-------- PROVIDED DATA
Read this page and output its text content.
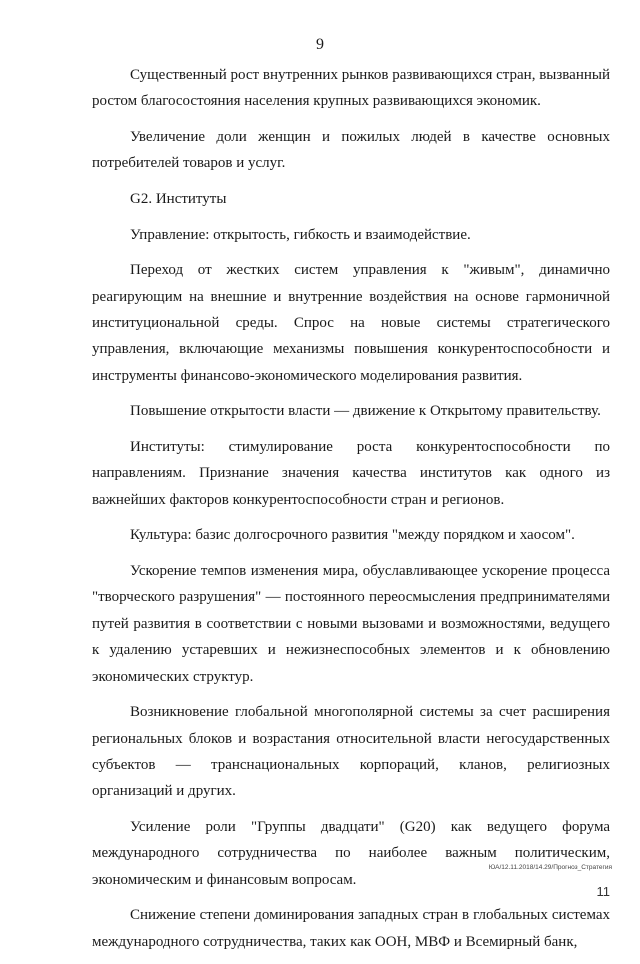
9

Существенный рост внутренних рынков развивающихся стран, вызванный ростом благосостояния населения крупных развивающихся экономик.

Увеличение доли женщин и пожилых людей в качестве основных потребителей товаров и услуг.

G2. Институты

Управление: открытость, гибкость и взаимодействие.

Переход от жестких систем управления к "живым", динамично реагирующим на внешние и внутренние воздействия на основе гармоничной институциональной среды. Спрос на новые системы стратегического управления, включающие механизмы повышения конкурентоспособности и инструменты финансово-экономического моделирования развития.

Повышение открытости власти — движение к Открытому правительству.

Институты: стимулирование роста конкурентоспособности по направлениям. Признание значения качества институтов как одного из важнейших факторов конкурентоспособности стран и регионов.

Культура: базис долгосрочного развития "между порядком и хаосом".

Ускорение темпов изменения мира, обуславливающее ускорение процесса "творческого разрушения" — постоянного переосмысления предпринимателями путей развития в соответствии с новыми вызовами и возможностями, ведущего к удалению устаревших и нежизнеспособных элементов и к обновлению экономических структур.

Возникновение глобальной многополярной системы за счет расширения региональных блоков и возрастания относительной власти негосударственных субъектов — транснациональных корпораций, кланов, религиозных организаций и других.

Усиление роли "Группы двадцати" (G20) как ведущего форума международного сотрудничества по наиболее важным политическим, экономическим и финансовым вопросам.

Снижение степени доминирования западных стран в глобальных системах международного сотрудничества, таких как ООН, МВФ и Всемирный банк,

ЮА/12.11.2018/14.29/Прогноз_Стратегия
11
----------------
_WHAT TO DO_. Without the pictures, reproduce every line of the records above exactly.

_ANSWER TO THIS EXERCISE_.
Read this page and output its text content.
9

Существенный рост внутренних рынков развивающихся стран, вызванный ростом благосостояния населения крупных развивающихся экономик.

Увеличение доли женщин и пожилых людей в качестве основных потребителей товаров и услуг.

G2. Институты

Управление: открытость, гибкость и взаимодействие.

Переход от жестких систем управления к "живым", динамично реагирующим на внешние и внутренние воздействия на основе гармоничной институциональной среды. Спрос на новые системы стратегического управления, включающие механизмы повышения конкурентоспособности и инструменты финансово-экономического моделирования развития.

Повышение открытости власти — движение к Открытому правительству.

Институты: стимулирование роста конкурентоспособности по направлениям. Признание значения качества институтов как одного из важнейших факторов конкурентоспособности стран и регионов.

Культура: базис долгосрочного развития "между порядком и хаосом".

Ускорение темпов изменения мира, обуславливающее ускорение процесса "творческого разрушения" — постоянного переосмысления предпринимателями путей развития в соответствии с новыми вызовами и возможностями, ведущего к удалению устаревших и нежизнеспособных элементов и к обновлению экономических структур.

Возникновение глобальной многополярной системы за счет расширения региональных блоков и возрастания относительной власти негосударственных субъектов — транснациональных корпораций, кланов, религиозных организаций и других.

Усиление роли "Группы двадцати" (G20) как ведущего форума международного сотрудничества по наиболее важным политическим, экономическим и финансовым вопросам.

Снижение степени доминирования западных стран в глобальных системах международного сотрудничества, таких как ООН, МВФ и Всемирный банк,

ЮА/12.11.2018/14.29/Прогноз_Стратегия
11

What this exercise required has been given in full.